## [Goal of the exercise]
In the entries from the line with "646, 603, 665]" up to and including the line with "418, 375, 430]", swap "predicted-stars-point" for "forecast-stars-point" and write out those lines again with nothing else changed.

Region and label listings
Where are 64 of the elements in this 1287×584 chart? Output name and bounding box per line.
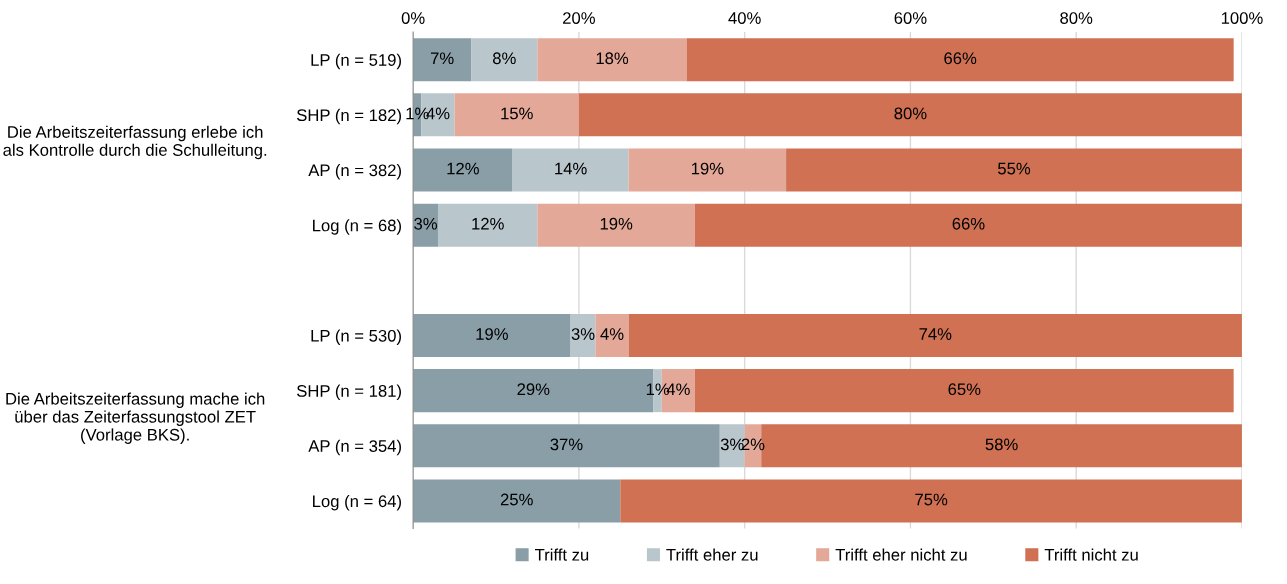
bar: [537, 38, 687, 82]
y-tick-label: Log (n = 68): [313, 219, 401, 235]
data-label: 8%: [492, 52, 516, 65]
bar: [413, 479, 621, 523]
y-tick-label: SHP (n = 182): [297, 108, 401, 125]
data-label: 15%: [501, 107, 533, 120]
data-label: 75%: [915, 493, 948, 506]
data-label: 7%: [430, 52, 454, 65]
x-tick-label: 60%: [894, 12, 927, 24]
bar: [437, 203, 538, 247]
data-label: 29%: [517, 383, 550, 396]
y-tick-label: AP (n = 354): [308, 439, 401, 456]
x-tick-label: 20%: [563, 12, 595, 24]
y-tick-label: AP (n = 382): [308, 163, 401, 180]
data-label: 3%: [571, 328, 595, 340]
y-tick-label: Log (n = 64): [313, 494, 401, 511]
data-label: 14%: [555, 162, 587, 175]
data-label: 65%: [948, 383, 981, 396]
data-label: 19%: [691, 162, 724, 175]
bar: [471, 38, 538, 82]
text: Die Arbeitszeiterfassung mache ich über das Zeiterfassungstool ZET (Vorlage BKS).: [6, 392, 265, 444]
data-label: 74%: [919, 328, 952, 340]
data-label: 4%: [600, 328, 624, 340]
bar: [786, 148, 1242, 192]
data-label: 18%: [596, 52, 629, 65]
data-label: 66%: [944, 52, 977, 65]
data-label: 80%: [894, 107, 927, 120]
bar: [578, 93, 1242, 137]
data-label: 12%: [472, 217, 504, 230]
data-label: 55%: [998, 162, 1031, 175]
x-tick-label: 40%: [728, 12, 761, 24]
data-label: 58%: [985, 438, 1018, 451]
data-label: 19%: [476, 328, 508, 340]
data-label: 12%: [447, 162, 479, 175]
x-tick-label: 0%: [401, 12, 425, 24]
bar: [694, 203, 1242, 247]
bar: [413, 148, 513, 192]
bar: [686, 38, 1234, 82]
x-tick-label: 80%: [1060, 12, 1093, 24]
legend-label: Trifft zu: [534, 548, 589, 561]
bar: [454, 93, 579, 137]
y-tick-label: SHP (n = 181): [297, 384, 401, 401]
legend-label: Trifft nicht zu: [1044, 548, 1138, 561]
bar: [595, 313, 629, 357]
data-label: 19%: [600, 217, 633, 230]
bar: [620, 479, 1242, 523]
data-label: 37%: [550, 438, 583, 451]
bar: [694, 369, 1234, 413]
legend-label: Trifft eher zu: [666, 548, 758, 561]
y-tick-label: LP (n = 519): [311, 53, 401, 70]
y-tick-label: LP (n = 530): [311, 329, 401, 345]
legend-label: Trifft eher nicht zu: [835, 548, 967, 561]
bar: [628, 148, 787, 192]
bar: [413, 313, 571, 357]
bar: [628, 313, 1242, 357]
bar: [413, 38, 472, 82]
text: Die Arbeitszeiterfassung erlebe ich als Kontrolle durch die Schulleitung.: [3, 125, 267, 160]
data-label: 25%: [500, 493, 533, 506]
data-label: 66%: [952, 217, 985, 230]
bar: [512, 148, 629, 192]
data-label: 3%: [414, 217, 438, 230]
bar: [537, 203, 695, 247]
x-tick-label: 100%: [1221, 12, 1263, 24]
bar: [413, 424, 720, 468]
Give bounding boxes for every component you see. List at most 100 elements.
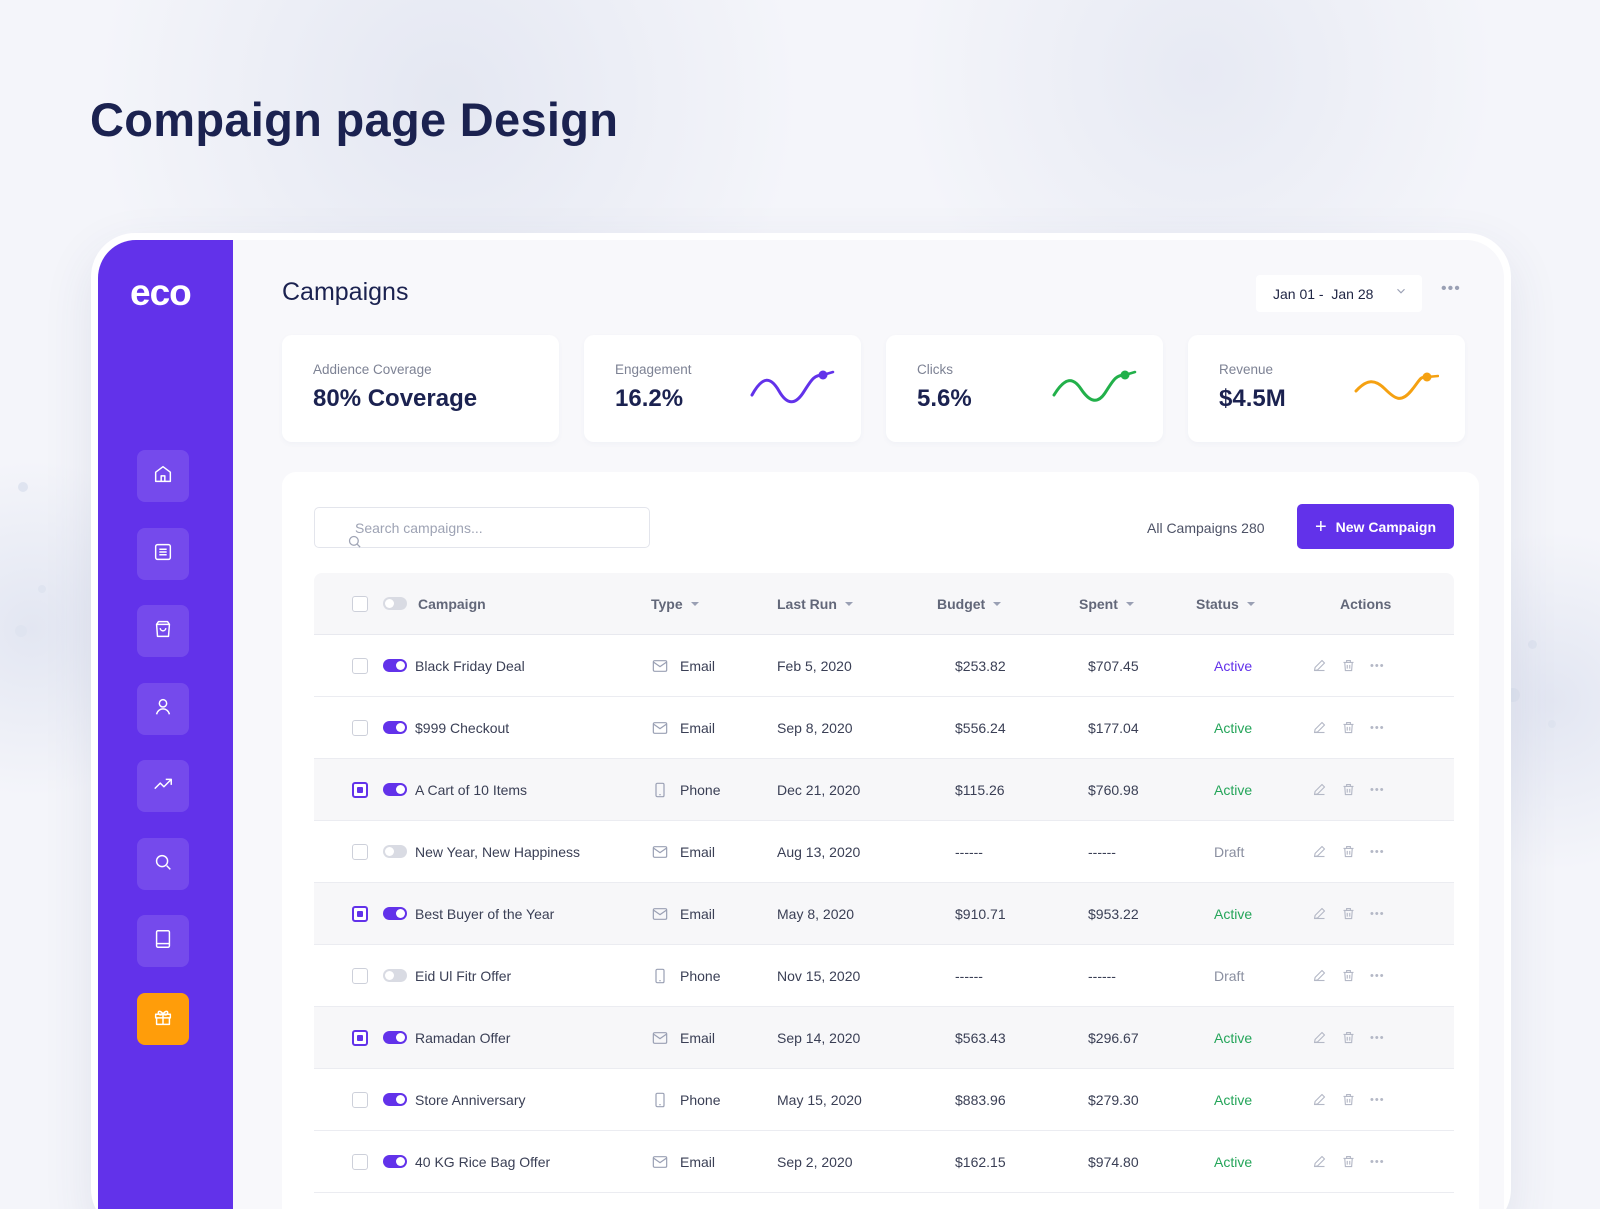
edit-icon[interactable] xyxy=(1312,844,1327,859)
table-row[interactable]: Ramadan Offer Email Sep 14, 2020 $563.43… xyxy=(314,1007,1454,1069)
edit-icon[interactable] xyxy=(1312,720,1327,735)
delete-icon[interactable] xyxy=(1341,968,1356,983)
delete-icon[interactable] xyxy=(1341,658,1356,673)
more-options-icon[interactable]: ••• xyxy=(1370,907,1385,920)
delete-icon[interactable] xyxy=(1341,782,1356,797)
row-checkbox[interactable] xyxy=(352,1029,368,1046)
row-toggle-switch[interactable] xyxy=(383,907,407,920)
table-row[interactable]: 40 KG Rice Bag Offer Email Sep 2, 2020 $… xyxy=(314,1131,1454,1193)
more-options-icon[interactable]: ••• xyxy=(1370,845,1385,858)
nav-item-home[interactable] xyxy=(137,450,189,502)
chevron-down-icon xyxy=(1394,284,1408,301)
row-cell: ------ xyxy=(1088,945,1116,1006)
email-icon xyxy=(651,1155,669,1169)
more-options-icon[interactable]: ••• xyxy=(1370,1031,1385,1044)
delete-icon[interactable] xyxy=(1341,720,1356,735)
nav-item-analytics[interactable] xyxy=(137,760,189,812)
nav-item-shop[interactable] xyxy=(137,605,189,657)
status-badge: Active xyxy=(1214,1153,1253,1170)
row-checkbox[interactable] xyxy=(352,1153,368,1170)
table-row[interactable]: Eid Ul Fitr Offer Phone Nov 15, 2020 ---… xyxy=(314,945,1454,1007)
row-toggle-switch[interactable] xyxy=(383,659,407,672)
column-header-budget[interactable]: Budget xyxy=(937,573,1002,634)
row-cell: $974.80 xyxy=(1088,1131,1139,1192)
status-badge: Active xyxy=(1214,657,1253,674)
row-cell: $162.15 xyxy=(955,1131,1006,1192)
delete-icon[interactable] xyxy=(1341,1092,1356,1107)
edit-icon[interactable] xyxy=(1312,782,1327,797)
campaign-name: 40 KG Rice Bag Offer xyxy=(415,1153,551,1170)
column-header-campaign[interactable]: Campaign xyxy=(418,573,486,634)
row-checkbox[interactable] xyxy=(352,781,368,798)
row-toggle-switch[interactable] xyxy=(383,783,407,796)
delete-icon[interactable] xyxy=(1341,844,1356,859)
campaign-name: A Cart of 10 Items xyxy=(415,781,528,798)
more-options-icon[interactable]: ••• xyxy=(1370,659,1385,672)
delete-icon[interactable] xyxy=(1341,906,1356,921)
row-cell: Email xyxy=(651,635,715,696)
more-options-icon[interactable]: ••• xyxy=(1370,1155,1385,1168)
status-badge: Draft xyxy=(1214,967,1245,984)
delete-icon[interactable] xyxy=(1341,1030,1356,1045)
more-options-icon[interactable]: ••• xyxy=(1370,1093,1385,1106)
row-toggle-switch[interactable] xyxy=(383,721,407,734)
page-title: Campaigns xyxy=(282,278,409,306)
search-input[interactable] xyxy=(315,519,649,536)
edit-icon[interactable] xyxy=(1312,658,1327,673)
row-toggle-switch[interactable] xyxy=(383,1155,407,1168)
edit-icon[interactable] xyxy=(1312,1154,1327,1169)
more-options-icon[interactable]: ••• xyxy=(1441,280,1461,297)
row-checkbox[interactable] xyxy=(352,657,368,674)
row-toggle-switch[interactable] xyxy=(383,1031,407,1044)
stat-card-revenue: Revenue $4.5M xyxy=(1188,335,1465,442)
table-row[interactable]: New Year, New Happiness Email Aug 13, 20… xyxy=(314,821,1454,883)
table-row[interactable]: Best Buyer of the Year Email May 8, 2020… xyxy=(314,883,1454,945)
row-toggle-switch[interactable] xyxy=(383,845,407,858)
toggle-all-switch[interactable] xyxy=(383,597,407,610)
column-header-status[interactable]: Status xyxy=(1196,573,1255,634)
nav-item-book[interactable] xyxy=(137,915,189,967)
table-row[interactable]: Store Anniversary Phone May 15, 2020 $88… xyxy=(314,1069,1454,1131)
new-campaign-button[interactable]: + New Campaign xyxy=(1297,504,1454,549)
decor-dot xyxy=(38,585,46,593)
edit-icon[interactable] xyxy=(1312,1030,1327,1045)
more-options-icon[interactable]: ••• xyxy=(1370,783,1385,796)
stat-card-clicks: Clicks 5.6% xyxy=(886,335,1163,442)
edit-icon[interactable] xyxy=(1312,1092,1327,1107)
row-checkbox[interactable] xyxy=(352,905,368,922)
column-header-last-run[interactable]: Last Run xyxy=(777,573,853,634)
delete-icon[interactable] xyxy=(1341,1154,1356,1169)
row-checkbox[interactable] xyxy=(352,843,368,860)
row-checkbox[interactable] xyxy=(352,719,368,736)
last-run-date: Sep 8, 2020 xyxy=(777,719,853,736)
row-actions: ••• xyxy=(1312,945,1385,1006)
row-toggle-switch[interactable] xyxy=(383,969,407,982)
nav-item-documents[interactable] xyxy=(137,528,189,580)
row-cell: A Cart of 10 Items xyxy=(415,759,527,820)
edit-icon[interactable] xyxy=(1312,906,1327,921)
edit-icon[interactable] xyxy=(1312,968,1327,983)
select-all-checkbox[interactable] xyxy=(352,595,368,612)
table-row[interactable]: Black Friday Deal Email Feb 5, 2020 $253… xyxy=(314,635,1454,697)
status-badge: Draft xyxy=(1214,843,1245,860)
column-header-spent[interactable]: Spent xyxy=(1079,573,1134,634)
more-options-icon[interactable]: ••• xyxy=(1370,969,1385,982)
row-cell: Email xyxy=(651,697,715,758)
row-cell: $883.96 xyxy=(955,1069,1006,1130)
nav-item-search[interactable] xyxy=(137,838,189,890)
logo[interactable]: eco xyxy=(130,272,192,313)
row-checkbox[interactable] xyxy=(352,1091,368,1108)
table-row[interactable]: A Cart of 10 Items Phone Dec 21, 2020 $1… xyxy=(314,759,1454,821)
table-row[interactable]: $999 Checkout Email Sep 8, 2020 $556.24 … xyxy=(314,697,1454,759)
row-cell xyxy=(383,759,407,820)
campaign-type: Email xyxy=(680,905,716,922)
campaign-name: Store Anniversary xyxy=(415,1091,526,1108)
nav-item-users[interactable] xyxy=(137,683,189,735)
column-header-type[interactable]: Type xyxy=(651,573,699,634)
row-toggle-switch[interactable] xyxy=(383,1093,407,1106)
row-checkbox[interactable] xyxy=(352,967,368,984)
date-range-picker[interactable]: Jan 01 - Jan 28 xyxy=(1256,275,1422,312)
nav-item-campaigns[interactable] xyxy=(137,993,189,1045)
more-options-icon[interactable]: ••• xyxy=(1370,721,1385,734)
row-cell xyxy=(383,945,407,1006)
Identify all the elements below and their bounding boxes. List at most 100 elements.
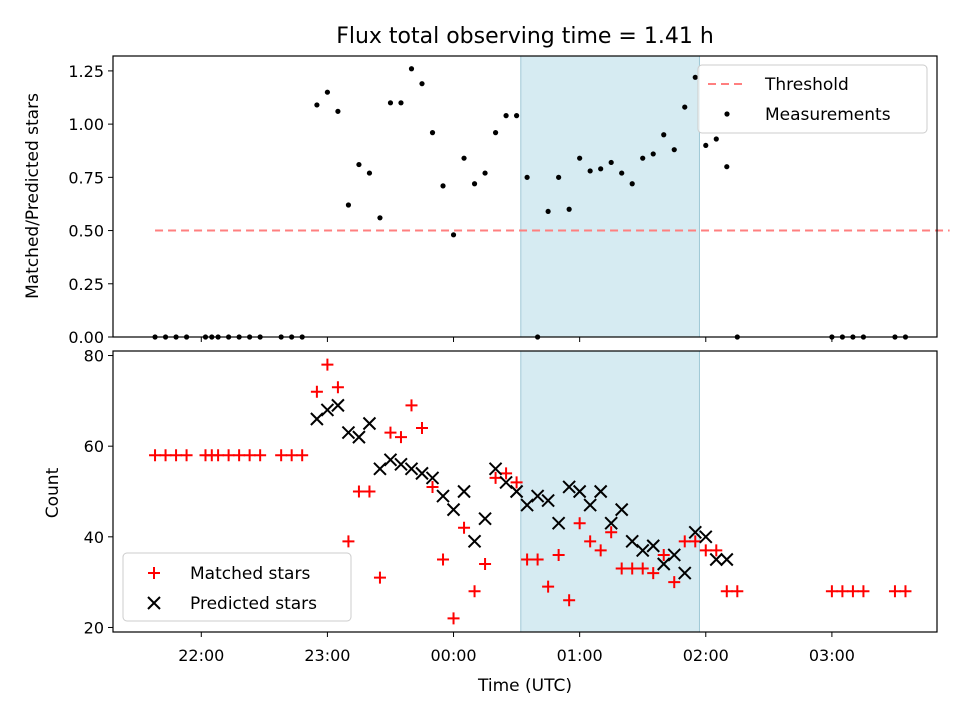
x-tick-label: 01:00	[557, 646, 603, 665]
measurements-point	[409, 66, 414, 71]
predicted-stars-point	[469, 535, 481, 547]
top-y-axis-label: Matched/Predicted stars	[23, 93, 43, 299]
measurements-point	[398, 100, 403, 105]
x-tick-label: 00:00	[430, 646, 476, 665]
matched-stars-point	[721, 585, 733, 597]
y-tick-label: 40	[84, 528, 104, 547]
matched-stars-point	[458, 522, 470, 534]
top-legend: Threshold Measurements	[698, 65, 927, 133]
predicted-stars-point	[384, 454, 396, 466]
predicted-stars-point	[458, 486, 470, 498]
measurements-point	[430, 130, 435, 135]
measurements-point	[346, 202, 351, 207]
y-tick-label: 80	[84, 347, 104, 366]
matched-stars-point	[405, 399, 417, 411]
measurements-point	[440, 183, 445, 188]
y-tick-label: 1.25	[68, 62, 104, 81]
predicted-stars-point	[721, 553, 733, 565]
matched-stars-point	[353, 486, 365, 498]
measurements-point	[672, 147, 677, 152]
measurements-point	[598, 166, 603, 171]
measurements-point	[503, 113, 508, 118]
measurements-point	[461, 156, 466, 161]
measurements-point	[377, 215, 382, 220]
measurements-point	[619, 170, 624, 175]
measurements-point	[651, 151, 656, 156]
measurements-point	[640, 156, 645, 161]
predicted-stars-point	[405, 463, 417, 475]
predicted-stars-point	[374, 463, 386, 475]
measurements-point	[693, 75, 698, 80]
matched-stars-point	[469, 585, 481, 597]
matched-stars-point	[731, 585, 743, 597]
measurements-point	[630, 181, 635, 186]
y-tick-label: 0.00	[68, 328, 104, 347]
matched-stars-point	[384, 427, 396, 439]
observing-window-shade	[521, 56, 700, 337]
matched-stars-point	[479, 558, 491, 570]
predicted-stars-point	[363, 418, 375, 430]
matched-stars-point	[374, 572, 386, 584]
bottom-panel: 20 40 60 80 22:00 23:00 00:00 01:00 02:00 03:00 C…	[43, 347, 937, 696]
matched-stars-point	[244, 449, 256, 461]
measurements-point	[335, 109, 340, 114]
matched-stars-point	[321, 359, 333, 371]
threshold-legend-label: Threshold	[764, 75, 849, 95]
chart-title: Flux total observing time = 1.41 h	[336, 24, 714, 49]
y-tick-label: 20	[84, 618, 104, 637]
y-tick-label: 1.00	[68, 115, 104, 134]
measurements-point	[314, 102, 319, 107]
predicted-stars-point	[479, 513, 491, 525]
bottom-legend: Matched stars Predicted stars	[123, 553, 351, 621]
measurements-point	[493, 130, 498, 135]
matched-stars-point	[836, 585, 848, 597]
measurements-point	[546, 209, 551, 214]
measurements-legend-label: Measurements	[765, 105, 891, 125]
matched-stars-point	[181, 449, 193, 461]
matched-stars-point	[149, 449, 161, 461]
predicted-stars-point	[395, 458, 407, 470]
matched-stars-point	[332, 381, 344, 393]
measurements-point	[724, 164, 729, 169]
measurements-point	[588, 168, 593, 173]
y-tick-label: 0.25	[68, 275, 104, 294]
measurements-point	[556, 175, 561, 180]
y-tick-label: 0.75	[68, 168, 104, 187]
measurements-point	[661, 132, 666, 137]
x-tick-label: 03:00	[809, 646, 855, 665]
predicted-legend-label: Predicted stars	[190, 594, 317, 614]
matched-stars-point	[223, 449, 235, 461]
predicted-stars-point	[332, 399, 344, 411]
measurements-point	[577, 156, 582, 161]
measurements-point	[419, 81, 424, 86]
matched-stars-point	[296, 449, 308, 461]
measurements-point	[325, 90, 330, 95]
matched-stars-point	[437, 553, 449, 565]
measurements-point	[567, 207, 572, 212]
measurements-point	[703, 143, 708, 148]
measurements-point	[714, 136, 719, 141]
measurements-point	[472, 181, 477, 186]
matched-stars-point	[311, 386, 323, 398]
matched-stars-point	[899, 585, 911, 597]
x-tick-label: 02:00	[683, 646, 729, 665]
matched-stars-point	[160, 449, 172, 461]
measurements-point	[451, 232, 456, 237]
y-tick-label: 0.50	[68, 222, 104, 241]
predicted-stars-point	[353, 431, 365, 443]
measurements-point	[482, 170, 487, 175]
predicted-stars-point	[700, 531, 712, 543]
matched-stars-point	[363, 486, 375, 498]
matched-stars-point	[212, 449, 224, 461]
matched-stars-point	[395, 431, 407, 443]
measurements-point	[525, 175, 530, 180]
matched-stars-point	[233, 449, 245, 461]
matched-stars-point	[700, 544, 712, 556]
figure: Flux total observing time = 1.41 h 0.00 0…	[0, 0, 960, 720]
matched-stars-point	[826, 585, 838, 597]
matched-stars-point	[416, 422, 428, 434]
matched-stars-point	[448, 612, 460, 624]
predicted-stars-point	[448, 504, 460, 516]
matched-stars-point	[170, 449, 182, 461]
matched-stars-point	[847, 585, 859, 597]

## [Exercise result]
x-tick-label: 01:00	[557, 646, 603, 665]
measurements-point	[409, 66, 414, 71]
forecast-stars-point	[469, 535, 481, 547]
top-y-axis-label: Matched/Predicted stars	[23, 93, 43, 299]
measurements-point	[398, 100, 403, 105]
x-tick-label: 00:00	[430, 646, 476, 665]
matched-stars-point	[721, 585, 733, 597]
y-tick-label: 40	[84, 528, 104, 547]
matched-stars-point	[458, 522, 470, 534]
top-legend: Threshold Measurements	[698, 65, 927, 133]
forecast-stars-point	[384, 454, 396, 466]
forecast-stars-point	[458, 486, 470, 498]
measurements-point	[430, 130, 435, 135]
measurements-point	[346, 202, 351, 207]
y-tick-label: 80	[84, 347, 104, 366]
matched-stars-point	[405, 399, 417, 411]
measurements-point	[440, 183, 445, 188]
y-tick-label: 1.25	[68, 62, 104, 81]
forecast-stars-point	[721, 553, 733, 565]
matched-stars-point	[353, 486, 365, 498]
measurements-point	[672, 147, 677, 152]
measurements-point	[598, 166, 603, 171]
measurements-point	[503, 113, 508, 118]
measurements-point	[461, 156, 466, 161]
measurements-point	[377, 215, 382, 220]
measurements-point	[619, 170, 624, 175]
measurements-point	[651, 151, 656, 156]
measurements-point	[640, 156, 645, 161]
forecast-stars-point	[405, 463, 417, 475]
forecast-stars-point	[374, 463, 386, 475]
measurements-point	[693, 75, 698, 80]
matched-stars-point	[469, 585, 481, 597]
matched-stars-point	[731, 585, 743, 597]
measurements-point	[630, 181, 635, 186]
y-tick-label: 0.00	[68, 328, 104, 347]
matched-stars-point	[384, 427, 396, 439]
observing-window-shade	[521, 56, 700, 337]
matched-stars-point	[479, 558, 491, 570]
forecast-stars-point	[363, 418, 375, 430]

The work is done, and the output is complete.